PROMPT: Examine the entries and show every line in which the word "请输入商品名称" is found.

INPUT DATA:

··········

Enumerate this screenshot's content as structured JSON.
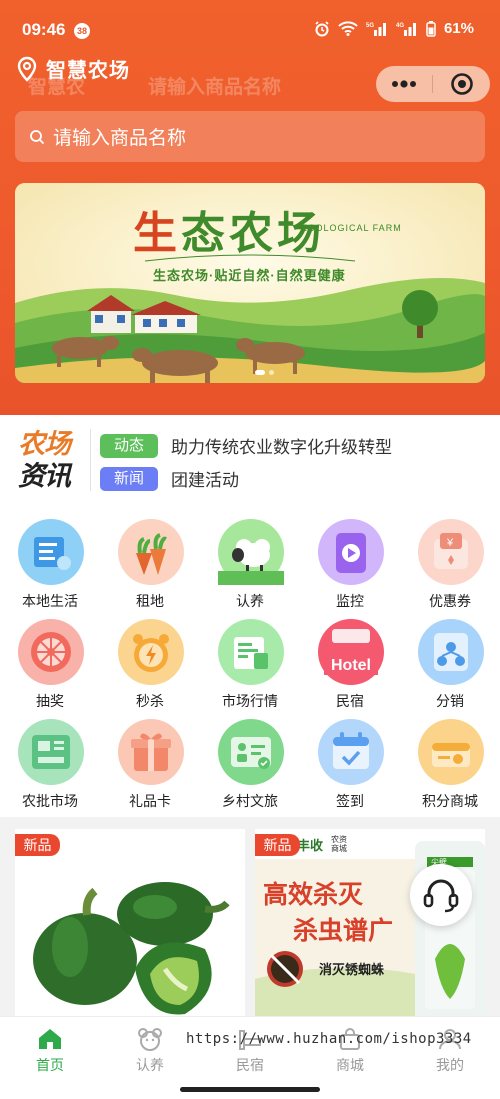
{
  "status": {
    "time": "09:46",
    "badge": "38",
    "network": "5G",
    "network2": "4G",
    "battery": "61%"
  },
  "app": {
    "title": "智慧农场",
    "ghost_title": "智慧农",
    "ghost_search": "请输入商品名称"
  },
  "search": {
    "placeholder": "请输入商品名称"
  },
  "banner": {
    "title_a": "生",
    "title_b": "态农场",
    "title_en": "ECOLOGICAL FARM",
    "subtitle": "生态农场·贴近自然·自然更健康",
    "dots": 2,
    "active_dot": 0
  },
  "news": {
    "logo_line1": "农场",
    "logo_line2": "资讯",
    "items": [
      {
        "tag": "动态",
        "text": "助力传统农业数字化升级转型",
        "color": "#5cbf5a"
      },
      {
        "tag": "新闻",
        "text": "团建活动",
        "color": "#6b7ef5"
      }
    ]
  },
  "grid": [
    {
      "label": "本地生活",
      "icon": "local-life-icon",
      "color": "#4aa9ec"
    },
    {
      "label": "租地",
      "icon": "rent-land-icon",
      "color": "#f39a79"
    },
    {
      "label": "认养",
      "icon": "adopt-sheep-icon",
      "color": "#6fcf67"
    },
    {
      "label": "监控",
      "icon": "monitor-icon",
      "color": "#a374f0"
    },
    {
      "label": "优惠券",
      "icon": "coupon-icon",
      "color": "#f3a08a"
    },
    {
      "label": "抽奖",
      "icon": "lottery-icon",
      "color": "#f0786e"
    },
    {
      "label": "秒杀",
      "icon": "flash-sale-icon",
      "color": "#f5b24a"
    },
    {
      "label": "市场行情",
      "icon": "market-trend-icon",
      "color": "#6fcf78"
    },
    {
      "label": "民宿",
      "icon": "hotel-icon",
      "color": "#ef5c73"
    },
    {
      "label": "分销",
      "icon": "distribution-icon",
      "color": "#5ea8ec"
    },
    {
      "label": "农批市场",
      "icon": "wholesale-icon",
      "color": "#67c98b"
    },
    {
      "label": "礼品卡",
      "icon": "gift-card-icon",
      "color": "#f28d6f"
    },
    {
      "label": "乡村文旅",
      "icon": "rural-tourism-icon",
      "color": "#6fcf78"
    },
    {
      "label": "签到",
      "icon": "check-in-icon",
      "color": "#6aa9ef"
    },
    {
      "label": "积分商城",
      "icon": "points-mall-icon",
      "color": "#f5b54a"
    }
  ],
  "products": [
    {
      "tag": "新品"
    },
    {
      "tag": "新品",
      "brand": "丰收",
      "brand_sub": "农资商城",
      "ad_line1": "高效杀灭",
      "ad_line2": "杀虫谱广",
      "ad_line3": "消灭锈蜘蛛",
      "product_brand": "尖壁"
    }
  ],
  "watermark": "https://www.huzhan.com/ishop3334",
  "tabs": [
    {
      "label": "首页",
      "active": true
    },
    {
      "label": "认养"
    },
    {
      "label": "民宿"
    },
    {
      "label": "商城"
    },
    {
      "label": "我的"
    }
  ],
  "colors": {
    "primary": "#ee5a2d",
    "tab_active": "#2eaa4a",
    "tab_inactive": "#999999"
  }
}
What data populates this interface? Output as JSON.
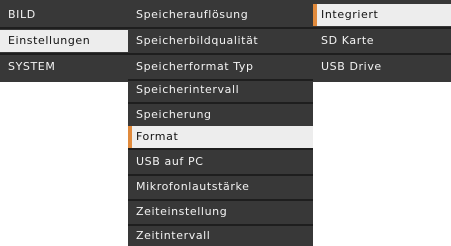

··········

WRITTEN ANSWER:
    "ghost_search": "请输入商品名称"
    "placeholder": "请输入商品名称"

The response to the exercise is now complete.